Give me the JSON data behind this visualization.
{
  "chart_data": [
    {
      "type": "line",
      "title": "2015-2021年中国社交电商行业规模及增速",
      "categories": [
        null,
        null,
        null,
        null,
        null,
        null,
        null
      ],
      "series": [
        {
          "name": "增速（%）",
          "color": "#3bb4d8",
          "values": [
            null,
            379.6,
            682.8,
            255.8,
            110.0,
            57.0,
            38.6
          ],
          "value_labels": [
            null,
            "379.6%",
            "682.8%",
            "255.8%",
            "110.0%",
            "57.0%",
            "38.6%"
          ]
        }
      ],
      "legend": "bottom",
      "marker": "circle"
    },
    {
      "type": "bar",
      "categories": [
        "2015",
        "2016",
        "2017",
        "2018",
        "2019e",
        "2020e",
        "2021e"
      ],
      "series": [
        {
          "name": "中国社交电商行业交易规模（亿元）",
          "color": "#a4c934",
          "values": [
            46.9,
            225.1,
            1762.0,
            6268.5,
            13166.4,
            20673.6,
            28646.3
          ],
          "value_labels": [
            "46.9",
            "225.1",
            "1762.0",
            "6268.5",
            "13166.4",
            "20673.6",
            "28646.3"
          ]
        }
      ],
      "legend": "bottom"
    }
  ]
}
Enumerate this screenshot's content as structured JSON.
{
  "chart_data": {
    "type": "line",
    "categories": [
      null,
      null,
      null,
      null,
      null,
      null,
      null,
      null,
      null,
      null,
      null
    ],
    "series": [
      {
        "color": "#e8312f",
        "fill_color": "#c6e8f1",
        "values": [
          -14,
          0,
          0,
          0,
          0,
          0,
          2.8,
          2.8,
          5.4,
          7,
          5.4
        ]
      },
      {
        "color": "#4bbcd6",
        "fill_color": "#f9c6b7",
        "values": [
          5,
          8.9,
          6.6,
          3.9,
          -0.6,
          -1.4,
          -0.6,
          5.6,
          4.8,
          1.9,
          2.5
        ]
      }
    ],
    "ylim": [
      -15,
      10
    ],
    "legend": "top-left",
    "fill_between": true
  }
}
====
#### GIVEN REQUEST
Return the entries above exactly, each one complete.

#### EXERCISE RESULT
Give me the JSON data behind this visualization.
{
  "chart_data": [
    {
      "type": "line",
      "title": "2015-2021年中国社交电商行业规模及增速",
      "categories": [
        null,
        null,
        null,
        null,
        null,
        null,
        null
      ],
      "series": [
        {
          "name": "增速（%）",
          "color": "#3bb4d8",
          "values": [
            null,
            379.6,
            682.8,
            255.8,
            110.0,
            57.0,
            38.6
          ],
          "value_labels": [
            null,
            "379.6%",
            "682.8%",
            "255.8%",
            "110.0%",
            "57.0%",
            "38.6%"
          ]
        }
      ],
      "legend": "bottom",
      "marker": "circle"
    },
    {
      "type": "bar",
      "categories": [
        "2015",
        "2016",
        "2017",
        "2018",
        "2019e",
        "2020e",
        "2021e"
      ],
      "series": [
        {
          "name": "中国社交电商行业交易规模（亿元）",
          "color": "#a4c934",
          "values": [
            46.9,
            225.1,
            1762.0,
            6268.5,
            13166.4,
            20673.6,
            28646.3
          ],
          "value_labels": [
            "46.9",
            "225.1",
            "1762.0",
            "6268.5",
            "13166.4",
            "20673.6",
            "28646.3"
          ]
        }
      ],
      "legend": "bottom"
    }
  ]
}
Enumerate this screenshot's content as structured JSON.
{
  "chart_data": {
    "type": "line",
    "categories": [
      null,
      null,
      null,
      null,
      null,
      null,
      null,
      null,
      null,
      null,
      null
    ],
    "series": [
      {
        "color": "#e8312f",
        "fill_color": "#c6e8f1",
        "values": [
          -14,
          0,
          0,
          0,
          0,
          0,
          2.8,
          2.8,
          5.4,
          7,
          5.4
        ]
      },
      {
        "color": "#4bbcd6",
        "fill_color": "#f9c6b7",
        "values": [
          5,
          8.9,
          6.6,
          3.9,
          -0.6,
          -1.4,
          -0.6,
          5.6,
          4.8,
          1.9,
          2.5
        ]
      }
    ],
    "ylim": [
      -15,
      10
    ],
    "legend": "top-left",
    "fill_between": true
  }
}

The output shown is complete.